##### TEXT PASSAGE

Read entire article here - http://www.esquire.com/print-this/iranbriefing1107
 
* Bush sent a second carrier group to the Persian Gulf.
 
* U.S. troops started to arrest Iranians living in Baghdad, accusing them of working with insurgents.
 
* Bush accused Iran of "providing material support" for attacks on U.S. forces, a formulation that suggested a legal justification for a preemptive attack.
 
* Senator Jim Webb of Virginia pushed through an amendment requiring Bush to get congressional authorization for an attack.
 
* Colin Powell broke his long silence with a pointed warning. "You can't negotiate when you tell the other side, 'Give us what a negotiation would produce before the negotiations start.' "
 
* Even Henry Kissinger started giving interviews on the need to "exhaust every possibility to come to an understanding with Iran."
 
"From inside the White House, Leverett was hearing a scary scenario: The Russians were scheduled to ship fuel rods to the Iranian nuclear reactor in Bushehr, which meant the reactor would become operational by this November, at which point it would be impossible to bomb -- the fallout alone would turn the city into an urban Chernobyl. The White House was seriously considering a preemptive attack when the Russians cooled things down by saying Iran hadn't paid its bills, so they would hold back the Bushehr fuel rods for a while.

##########
##### INFORMATION SHOWN

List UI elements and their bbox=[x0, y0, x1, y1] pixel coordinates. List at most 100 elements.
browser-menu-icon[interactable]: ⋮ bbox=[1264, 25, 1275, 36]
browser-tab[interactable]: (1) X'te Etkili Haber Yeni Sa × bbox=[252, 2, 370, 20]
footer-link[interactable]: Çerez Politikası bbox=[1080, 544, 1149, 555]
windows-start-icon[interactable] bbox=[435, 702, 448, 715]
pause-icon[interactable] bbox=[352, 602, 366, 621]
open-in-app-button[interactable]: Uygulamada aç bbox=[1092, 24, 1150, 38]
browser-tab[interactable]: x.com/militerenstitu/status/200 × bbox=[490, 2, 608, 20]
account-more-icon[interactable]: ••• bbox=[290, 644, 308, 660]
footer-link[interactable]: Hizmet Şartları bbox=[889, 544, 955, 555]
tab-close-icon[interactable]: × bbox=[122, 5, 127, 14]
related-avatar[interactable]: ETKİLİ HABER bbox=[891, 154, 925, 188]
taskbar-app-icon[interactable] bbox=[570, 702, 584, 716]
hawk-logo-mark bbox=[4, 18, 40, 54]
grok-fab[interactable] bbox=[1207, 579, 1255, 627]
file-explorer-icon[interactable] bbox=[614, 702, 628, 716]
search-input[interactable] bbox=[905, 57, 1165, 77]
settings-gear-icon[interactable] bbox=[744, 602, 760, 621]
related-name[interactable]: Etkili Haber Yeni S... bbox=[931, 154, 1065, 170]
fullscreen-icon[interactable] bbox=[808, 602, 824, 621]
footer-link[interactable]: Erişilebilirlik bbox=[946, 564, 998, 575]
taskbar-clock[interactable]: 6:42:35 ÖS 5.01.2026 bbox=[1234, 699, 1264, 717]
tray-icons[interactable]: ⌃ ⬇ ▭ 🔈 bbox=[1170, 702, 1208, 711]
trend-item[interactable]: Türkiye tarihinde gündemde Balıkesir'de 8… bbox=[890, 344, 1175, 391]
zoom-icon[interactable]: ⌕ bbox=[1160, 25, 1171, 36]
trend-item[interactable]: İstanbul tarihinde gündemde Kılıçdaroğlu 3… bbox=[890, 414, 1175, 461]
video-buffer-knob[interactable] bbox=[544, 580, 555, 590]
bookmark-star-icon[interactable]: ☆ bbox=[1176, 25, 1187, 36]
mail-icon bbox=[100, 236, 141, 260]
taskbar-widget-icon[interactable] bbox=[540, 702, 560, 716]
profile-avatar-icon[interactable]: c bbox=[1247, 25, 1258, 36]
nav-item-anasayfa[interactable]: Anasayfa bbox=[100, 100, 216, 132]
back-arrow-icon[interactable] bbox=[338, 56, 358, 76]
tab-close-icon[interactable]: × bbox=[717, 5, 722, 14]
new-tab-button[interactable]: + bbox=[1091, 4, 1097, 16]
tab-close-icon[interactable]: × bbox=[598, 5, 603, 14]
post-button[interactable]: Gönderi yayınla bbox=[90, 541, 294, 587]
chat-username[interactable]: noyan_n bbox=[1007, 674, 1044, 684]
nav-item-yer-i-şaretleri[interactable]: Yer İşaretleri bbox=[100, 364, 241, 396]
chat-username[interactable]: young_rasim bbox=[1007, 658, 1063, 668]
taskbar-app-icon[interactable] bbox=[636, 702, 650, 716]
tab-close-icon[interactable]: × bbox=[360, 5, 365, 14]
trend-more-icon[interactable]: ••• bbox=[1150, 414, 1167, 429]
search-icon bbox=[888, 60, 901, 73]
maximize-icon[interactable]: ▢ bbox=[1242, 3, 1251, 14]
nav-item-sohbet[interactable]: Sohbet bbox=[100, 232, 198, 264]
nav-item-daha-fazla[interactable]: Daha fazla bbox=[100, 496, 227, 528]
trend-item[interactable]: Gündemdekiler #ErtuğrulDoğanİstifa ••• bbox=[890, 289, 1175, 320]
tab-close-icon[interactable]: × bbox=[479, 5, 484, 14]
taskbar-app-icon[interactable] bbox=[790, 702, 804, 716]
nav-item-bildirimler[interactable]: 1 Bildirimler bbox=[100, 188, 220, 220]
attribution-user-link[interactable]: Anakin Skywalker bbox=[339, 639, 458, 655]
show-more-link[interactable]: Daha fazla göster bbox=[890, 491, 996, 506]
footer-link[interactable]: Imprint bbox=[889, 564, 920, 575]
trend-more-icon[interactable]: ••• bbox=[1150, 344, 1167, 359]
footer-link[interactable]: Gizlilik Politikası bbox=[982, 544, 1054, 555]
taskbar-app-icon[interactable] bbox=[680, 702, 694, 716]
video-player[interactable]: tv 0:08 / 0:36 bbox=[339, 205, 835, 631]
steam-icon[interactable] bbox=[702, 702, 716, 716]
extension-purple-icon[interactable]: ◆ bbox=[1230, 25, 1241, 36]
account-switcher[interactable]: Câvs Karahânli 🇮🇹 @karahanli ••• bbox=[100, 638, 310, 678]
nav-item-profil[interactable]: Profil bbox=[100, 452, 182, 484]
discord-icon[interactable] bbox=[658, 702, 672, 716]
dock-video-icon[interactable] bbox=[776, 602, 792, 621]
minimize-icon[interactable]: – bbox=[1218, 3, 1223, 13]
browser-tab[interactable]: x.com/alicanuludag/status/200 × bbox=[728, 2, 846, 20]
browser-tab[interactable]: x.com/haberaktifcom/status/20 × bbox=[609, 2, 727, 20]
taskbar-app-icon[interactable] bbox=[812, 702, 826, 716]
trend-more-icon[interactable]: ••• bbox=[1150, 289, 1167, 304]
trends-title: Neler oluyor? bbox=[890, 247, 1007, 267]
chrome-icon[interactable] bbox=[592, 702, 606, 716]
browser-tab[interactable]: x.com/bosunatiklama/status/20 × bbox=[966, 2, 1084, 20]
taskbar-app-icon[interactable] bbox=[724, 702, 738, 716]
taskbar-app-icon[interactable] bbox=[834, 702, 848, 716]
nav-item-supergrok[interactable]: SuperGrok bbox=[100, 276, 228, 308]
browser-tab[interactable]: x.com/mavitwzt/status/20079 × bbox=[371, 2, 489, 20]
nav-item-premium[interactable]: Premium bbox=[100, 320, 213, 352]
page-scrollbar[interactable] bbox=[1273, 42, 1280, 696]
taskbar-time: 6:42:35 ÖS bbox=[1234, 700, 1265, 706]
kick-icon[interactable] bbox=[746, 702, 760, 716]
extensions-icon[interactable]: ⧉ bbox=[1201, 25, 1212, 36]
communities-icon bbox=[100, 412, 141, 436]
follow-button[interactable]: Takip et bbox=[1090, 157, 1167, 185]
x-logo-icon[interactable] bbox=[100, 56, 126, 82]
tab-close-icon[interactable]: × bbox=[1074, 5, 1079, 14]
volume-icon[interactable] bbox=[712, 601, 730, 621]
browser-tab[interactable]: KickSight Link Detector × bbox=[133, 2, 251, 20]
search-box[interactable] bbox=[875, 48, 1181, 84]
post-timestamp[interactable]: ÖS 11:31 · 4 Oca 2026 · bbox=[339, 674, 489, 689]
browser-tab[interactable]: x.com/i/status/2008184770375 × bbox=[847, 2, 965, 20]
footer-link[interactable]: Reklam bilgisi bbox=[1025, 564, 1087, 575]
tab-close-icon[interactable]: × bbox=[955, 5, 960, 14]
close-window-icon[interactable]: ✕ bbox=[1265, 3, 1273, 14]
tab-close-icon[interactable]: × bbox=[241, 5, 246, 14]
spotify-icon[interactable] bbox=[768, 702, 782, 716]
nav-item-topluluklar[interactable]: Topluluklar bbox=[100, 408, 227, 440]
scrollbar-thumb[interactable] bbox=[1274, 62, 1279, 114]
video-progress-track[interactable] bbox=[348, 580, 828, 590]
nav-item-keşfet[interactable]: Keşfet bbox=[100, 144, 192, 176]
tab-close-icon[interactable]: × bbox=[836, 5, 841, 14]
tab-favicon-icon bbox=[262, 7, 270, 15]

##########
##### INFORMATION SHOWN

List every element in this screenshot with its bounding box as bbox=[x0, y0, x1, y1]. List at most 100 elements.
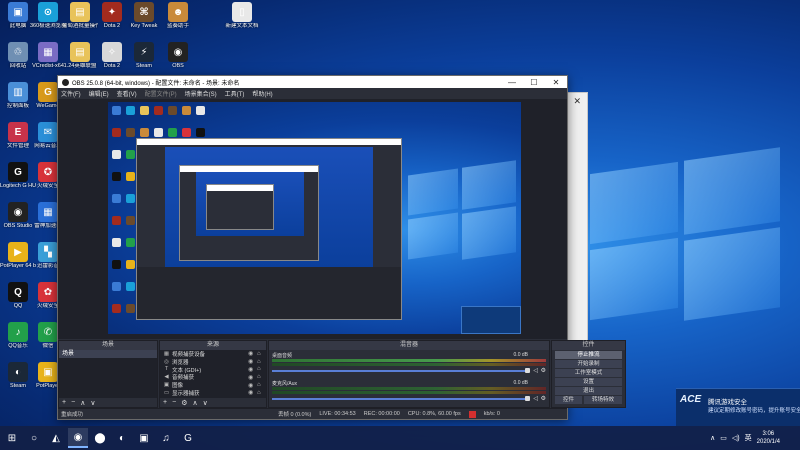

##########

WHAT YOU ARE ASKED TO DO – Write out the excerpt on U.S.–Iran tensions above again in full, word for word.

PROBLEM SOLUTION –
Read entire article here - http://www.esquire.com/print-this/iranbriefing1107
 
* Bush sent a second carrier group to the Persian Gulf.
 
* U.S. troops started to arrest Iranians living in Baghdad, accusing them of working with insurgents.
 
* Bush accused Iran of "providing material support" for attacks on U.S. forces, a formulation that suggested a legal justification for a preemptive attack.
 
* Senator Jim Webb of Virginia pushed through an amendment requiring Bush to get congressional authorization for an attack.
 
* Colin Powell broke his long silence with a pointed warning. "You can't negotiate when you tell the other side, 'Give us what a negotiation would produce before the negotiations start.' "
 
* Even Henry Kissinger started giving interviews on the need to "exhaust every possibility to come to an understanding with Iran."
 
"From inside the White House, Leverett was hearing a scary scenario: The Russians were scheduled to ship fuel rods to the Iranian nuclear reactor in Bushehr, which meant the reactor would become operational by this November, at which point it would be impossible to bomb -- the fallout alone would turn the city into an urban Chernobyl. The White House was seriously considering a preemptive attack when the Russians cooled things down by saying Iran hadn't paid its bills, so they would hold back the Bushehr fuel rods for a while.